• INSTRUCTIONS:
a - Sum up the Crown City Studios text in two sentences.
b - Please edit the Crown City Studios text starting at "In 2012, in" and ending at "The Well Pennies.", writing out that stretch with "in conjunction with" changed to "in partnership with".

Crown City Studios was a  Recording Studio and Creative Space located in Pasadena, California that had been home to a variety of independent and major label recordings and other creative projects since 2004.

Many notable artists, producers, mixers, and engineers have worked at Crown City Studios. Music videos and television shows have been filmed at Crown City Studios.

In 2012, in conjunction with Make Music Pasadena, Crown City Studios launched "Crown City Sessions", a live in-studio video series, which featured The New Limb, Ozma, Robotanists, Torches, The Happy Hollows, The Lonely Wild, Mojo Stone, and The Well Pennies.

Crown City Studios was independently owned and operated by a Record Producer Eric Lilavois. It featured an extensive collection of analog and digital recording equipment, including a Solid State Logic AWS-900 Recording Console.

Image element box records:
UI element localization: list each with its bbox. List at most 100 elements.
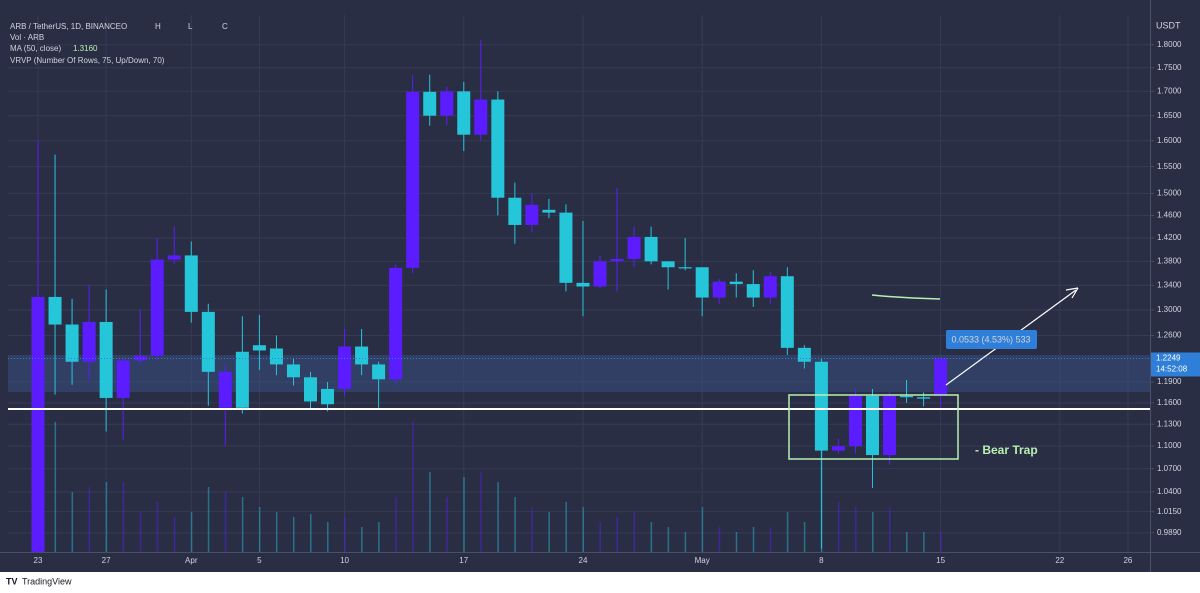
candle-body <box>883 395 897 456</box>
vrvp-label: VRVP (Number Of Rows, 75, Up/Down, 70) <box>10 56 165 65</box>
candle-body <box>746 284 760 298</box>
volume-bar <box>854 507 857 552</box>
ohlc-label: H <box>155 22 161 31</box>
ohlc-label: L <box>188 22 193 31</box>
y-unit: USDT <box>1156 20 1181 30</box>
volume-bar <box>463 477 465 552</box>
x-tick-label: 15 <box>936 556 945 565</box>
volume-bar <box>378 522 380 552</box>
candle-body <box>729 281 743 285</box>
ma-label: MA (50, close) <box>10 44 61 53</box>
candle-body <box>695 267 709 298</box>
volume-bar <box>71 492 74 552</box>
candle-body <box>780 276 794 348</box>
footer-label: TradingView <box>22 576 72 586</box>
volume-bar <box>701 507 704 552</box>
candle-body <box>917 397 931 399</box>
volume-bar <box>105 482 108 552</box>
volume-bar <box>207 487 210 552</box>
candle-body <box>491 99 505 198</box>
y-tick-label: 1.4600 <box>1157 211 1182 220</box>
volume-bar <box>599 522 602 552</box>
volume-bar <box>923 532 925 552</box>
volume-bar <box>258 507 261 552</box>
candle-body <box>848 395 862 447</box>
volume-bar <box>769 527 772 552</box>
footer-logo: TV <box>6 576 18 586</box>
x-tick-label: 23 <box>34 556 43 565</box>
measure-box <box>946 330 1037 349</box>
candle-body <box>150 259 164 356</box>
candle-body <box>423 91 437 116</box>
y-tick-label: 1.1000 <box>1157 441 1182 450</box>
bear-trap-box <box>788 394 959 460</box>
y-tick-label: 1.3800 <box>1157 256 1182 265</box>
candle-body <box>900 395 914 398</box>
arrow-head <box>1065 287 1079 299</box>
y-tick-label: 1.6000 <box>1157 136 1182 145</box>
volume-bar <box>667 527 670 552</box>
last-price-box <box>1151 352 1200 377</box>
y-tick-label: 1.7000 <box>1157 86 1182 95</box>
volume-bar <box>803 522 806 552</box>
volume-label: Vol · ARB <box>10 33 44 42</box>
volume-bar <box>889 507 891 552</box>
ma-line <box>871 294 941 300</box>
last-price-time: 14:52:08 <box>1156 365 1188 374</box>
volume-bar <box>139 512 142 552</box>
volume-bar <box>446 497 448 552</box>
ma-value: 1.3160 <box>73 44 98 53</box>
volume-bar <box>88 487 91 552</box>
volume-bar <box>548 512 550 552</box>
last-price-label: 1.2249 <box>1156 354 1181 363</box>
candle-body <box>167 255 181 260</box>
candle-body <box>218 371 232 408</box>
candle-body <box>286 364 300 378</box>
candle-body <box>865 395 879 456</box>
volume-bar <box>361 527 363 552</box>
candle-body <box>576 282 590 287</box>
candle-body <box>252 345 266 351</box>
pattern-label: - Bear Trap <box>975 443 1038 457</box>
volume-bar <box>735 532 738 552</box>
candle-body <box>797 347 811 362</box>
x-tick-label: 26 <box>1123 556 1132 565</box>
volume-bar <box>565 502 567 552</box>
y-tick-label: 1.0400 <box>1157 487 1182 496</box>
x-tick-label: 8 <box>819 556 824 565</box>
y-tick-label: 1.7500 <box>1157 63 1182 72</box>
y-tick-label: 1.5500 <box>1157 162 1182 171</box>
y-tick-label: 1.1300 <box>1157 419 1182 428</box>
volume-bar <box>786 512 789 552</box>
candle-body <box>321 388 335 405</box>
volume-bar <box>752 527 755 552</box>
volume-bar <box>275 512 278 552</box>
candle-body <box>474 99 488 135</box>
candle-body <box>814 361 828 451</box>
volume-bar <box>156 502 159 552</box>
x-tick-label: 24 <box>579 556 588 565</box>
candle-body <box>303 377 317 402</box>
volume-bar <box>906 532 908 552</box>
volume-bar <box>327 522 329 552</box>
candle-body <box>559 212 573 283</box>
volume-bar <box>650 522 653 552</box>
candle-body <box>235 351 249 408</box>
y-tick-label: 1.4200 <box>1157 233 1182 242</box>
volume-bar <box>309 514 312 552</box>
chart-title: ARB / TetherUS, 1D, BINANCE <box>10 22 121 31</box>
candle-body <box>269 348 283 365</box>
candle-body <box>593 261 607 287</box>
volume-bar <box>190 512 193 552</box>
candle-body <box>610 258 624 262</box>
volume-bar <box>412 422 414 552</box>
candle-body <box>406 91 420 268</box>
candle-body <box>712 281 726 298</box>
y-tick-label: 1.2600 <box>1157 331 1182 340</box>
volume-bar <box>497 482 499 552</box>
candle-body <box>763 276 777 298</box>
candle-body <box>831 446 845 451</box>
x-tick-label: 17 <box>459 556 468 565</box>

• SOLUTIONS BELOW:
a - Crown City Studios was a recording studio and creative space in Pasadena, California, independently owned and operated by record producer Eric Lilavois, that had hosted independent and major label recordings and other creative projects since 2004. In 2012 it launched "Crown City Sessions," a live in-studio video series made with Make Music Pasadena, and it featured an extensive collection of analog and digital recording equipment, including a Solid State Logic AWS-900 Recording Console.

b -
In 2012, in partnership with Make Music Pasadena, Crown City Studios launched "Crown City Sessions", a live in-studio video series, which featured The New Limb, Ozma, Robotanists, Torches, The Happy Hollows, The Lonely Wild, Mojo Stone, and The Well Pennies.